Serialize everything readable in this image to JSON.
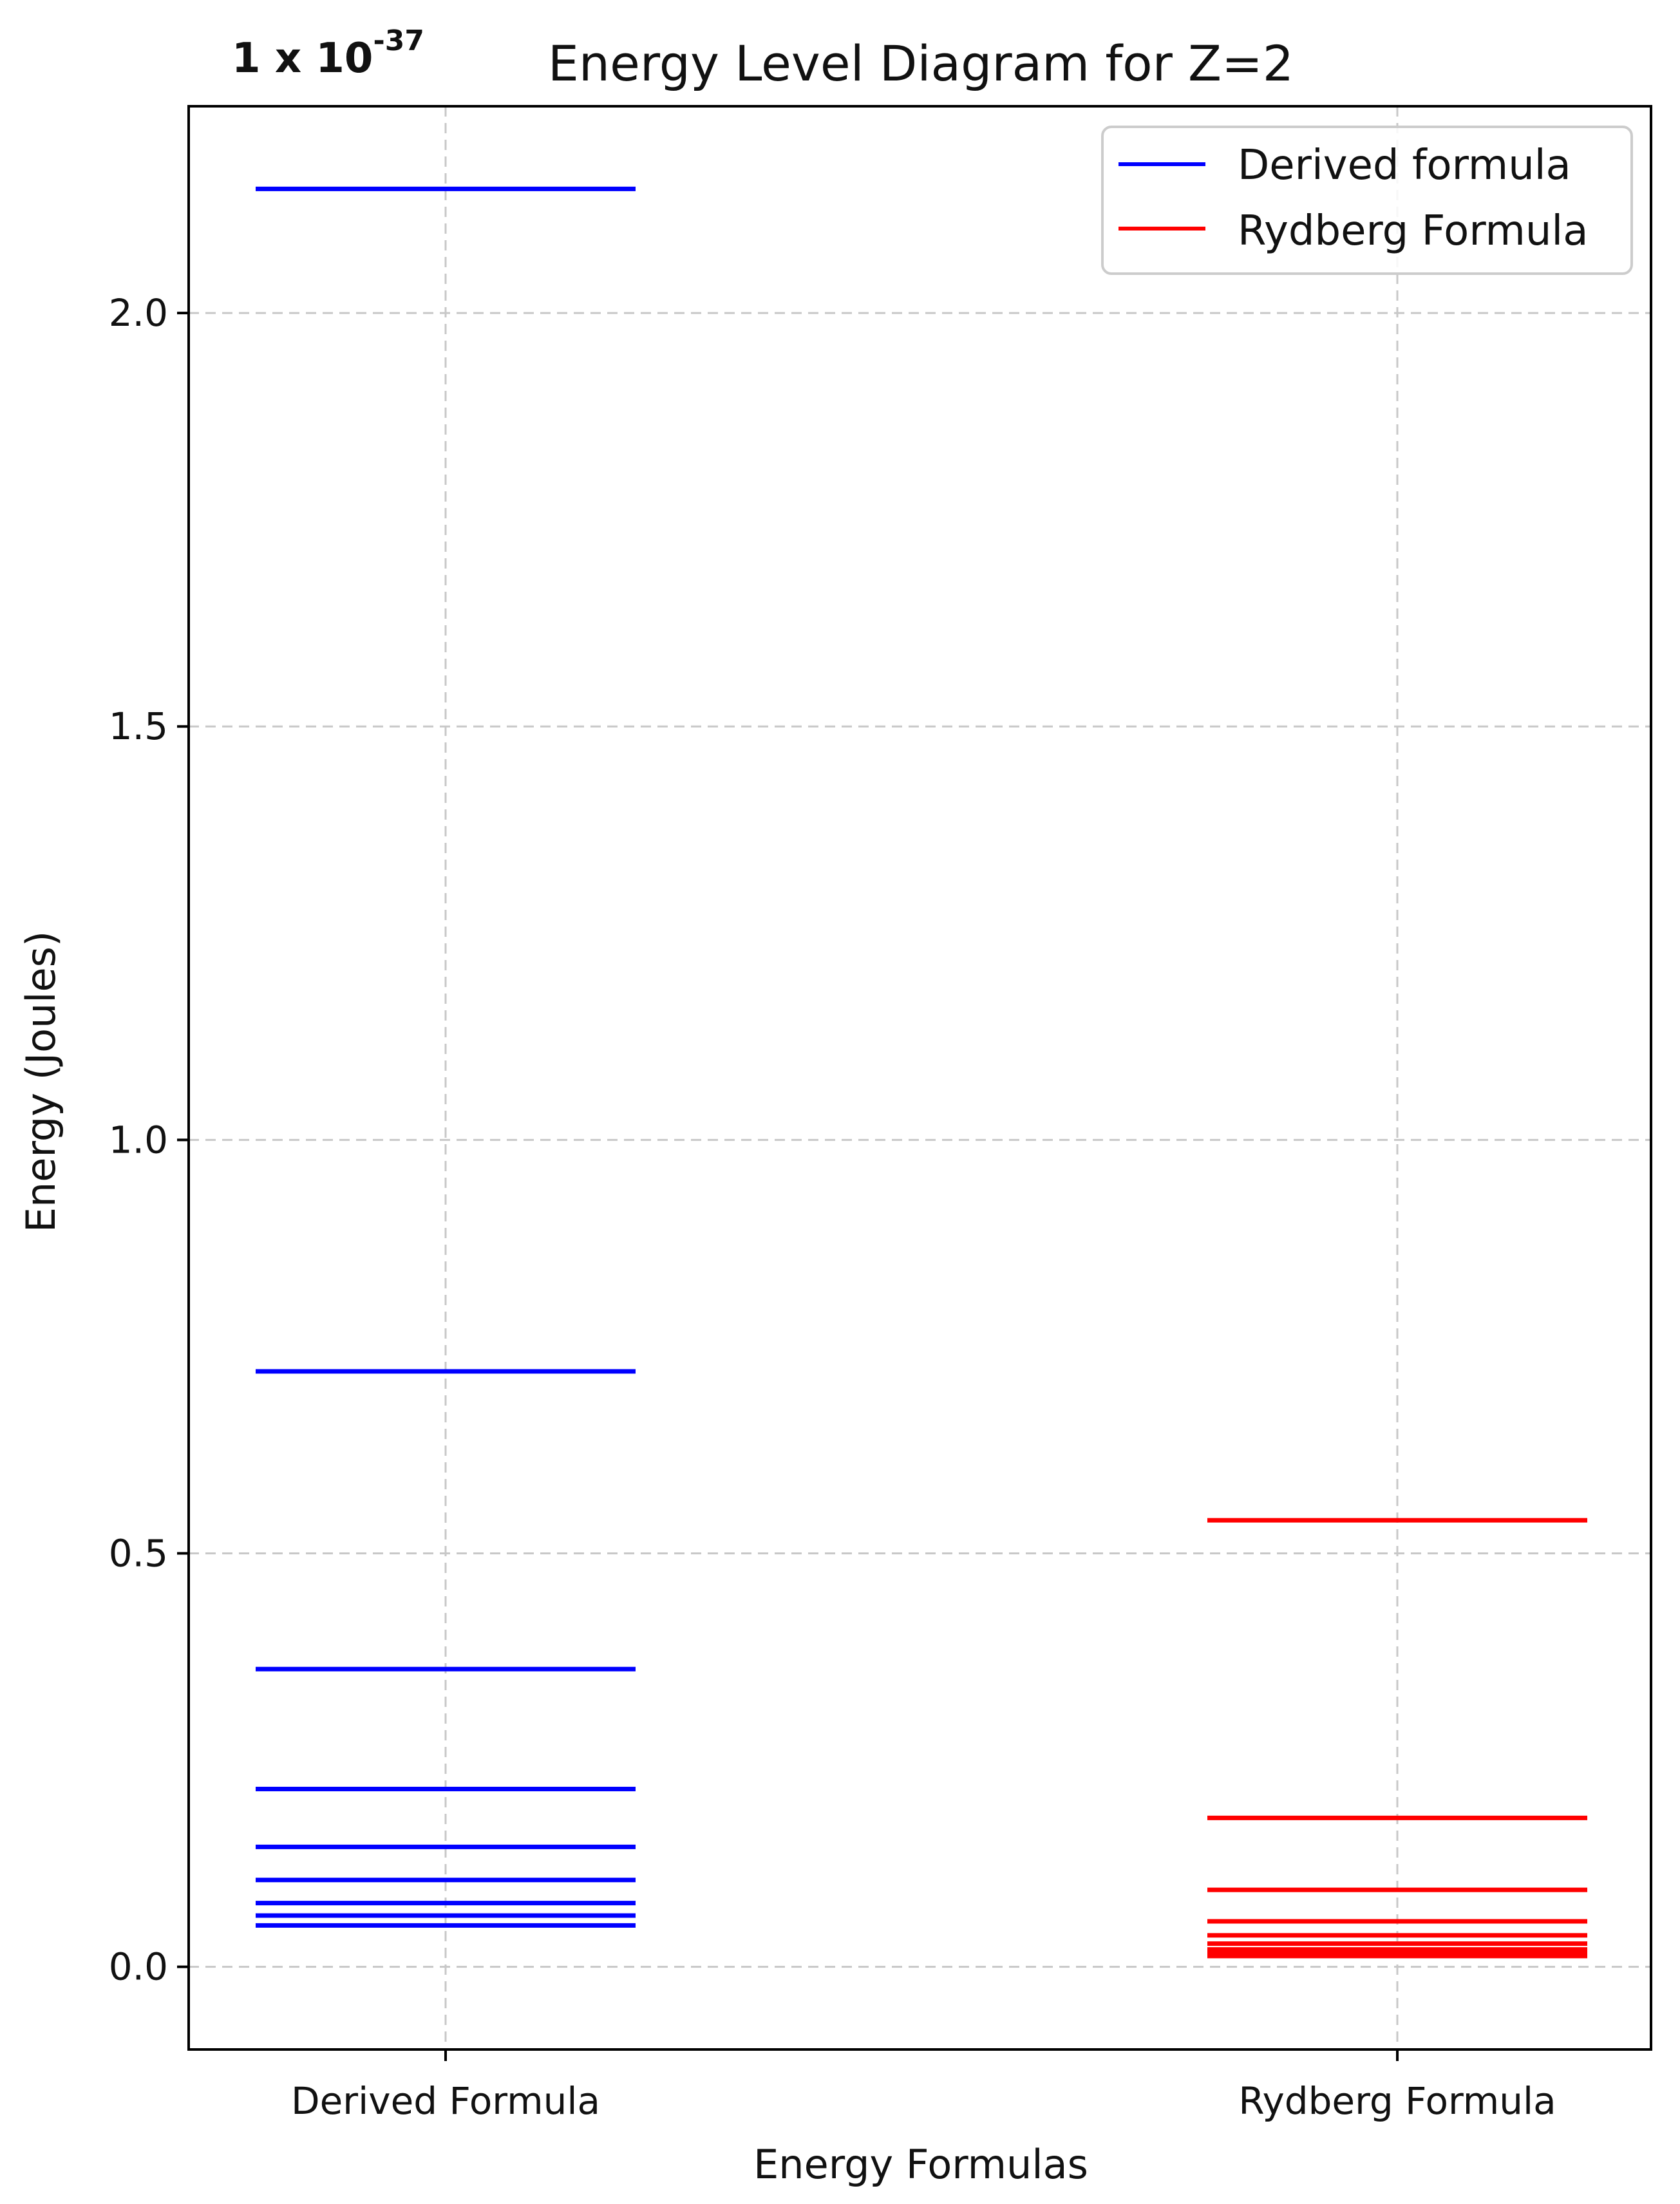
{
  "chart_data": {
    "type": "line",
    "title": "Energy Level Diagram for Z=2",
    "xlabel": "Energy Formulas",
    "ylabel": "Energy (Joules)",
    "scale_prefix": "1 x 10",
    "scale_exponent": "-37",
    "categories": [
      "Derived Formula",
      "Rydberg Formula"
    ],
    "ylim": [
      -0.1,
      2.25
    ],
    "yticks": [
      0.0,
      0.5,
      1.0,
      1.5,
      2.0
    ],
    "ytick_labels": [
      "0.0",
      "0.5",
      "1.0",
      "1.5",
      "2.0"
    ],
    "grid": true,
    "grid_style": "dashed",
    "legend_position": "top-right",
    "series": [
      {
        "name": "Derived formula",
        "category": "Derived Formula",
        "color": "#0000ff",
        "levels": [
          2.15,
          0.72,
          0.36,
          0.215,
          0.145,
          0.105,
          0.077,
          0.062,
          0.05
        ]
      },
      {
        "name": "Rydberg Formula",
        "category": "Rydberg Formula",
        "color": "#ff0000",
        "levels": [
          0.54,
          0.18,
          0.093,
          0.055,
          0.038,
          0.028,
          0.021,
          0.016,
          0.013
        ]
      }
    ]
  }
}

————————

Goal: All records should be output exactly, with the pictures left out.

Solution to this problem:
Serialize everything readable in this image to JSON.
{
  "chart_data": {
    "type": "line",
    "title": "Energy Level Diagram for Z=2",
    "xlabel": "Energy Formulas",
    "ylabel": "Energy (Joules)",
    "scale_prefix": "1 x 10",
    "scale_exponent": "-37",
    "categories": [
      "Derived Formula",
      "Rydberg Formula"
    ],
    "ylim": [
      -0.1,
      2.25
    ],
    "yticks": [
      0.0,
      0.5,
      1.0,
      1.5,
      2.0
    ],
    "ytick_labels": [
      "0.0",
      "0.5",
      "1.0",
      "1.5",
      "2.0"
    ],
    "grid": true,
    "grid_style": "dashed",
    "legend_position": "top-right",
    "series": [
      {
        "name": "Derived formula",
        "category": "Derived Formula",
        "color": "#0000ff",
        "levels": [
          2.15,
          0.72,
          0.36,
          0.215,
          0.145,
          0.105,
          0.077,
          0.062,
          0.05
        ]
      },
      {
        "name": "Rydberg Formula",
        "category": "Rydberg Formula",
        "color": "#ff0000",
        "levels": [
          0.54,
          0.18,
          0.093,
          0.055,
          0.038,
          0.028,
          0.021,
          0.016,
          0.013
        ]
      }
    ]
  }
}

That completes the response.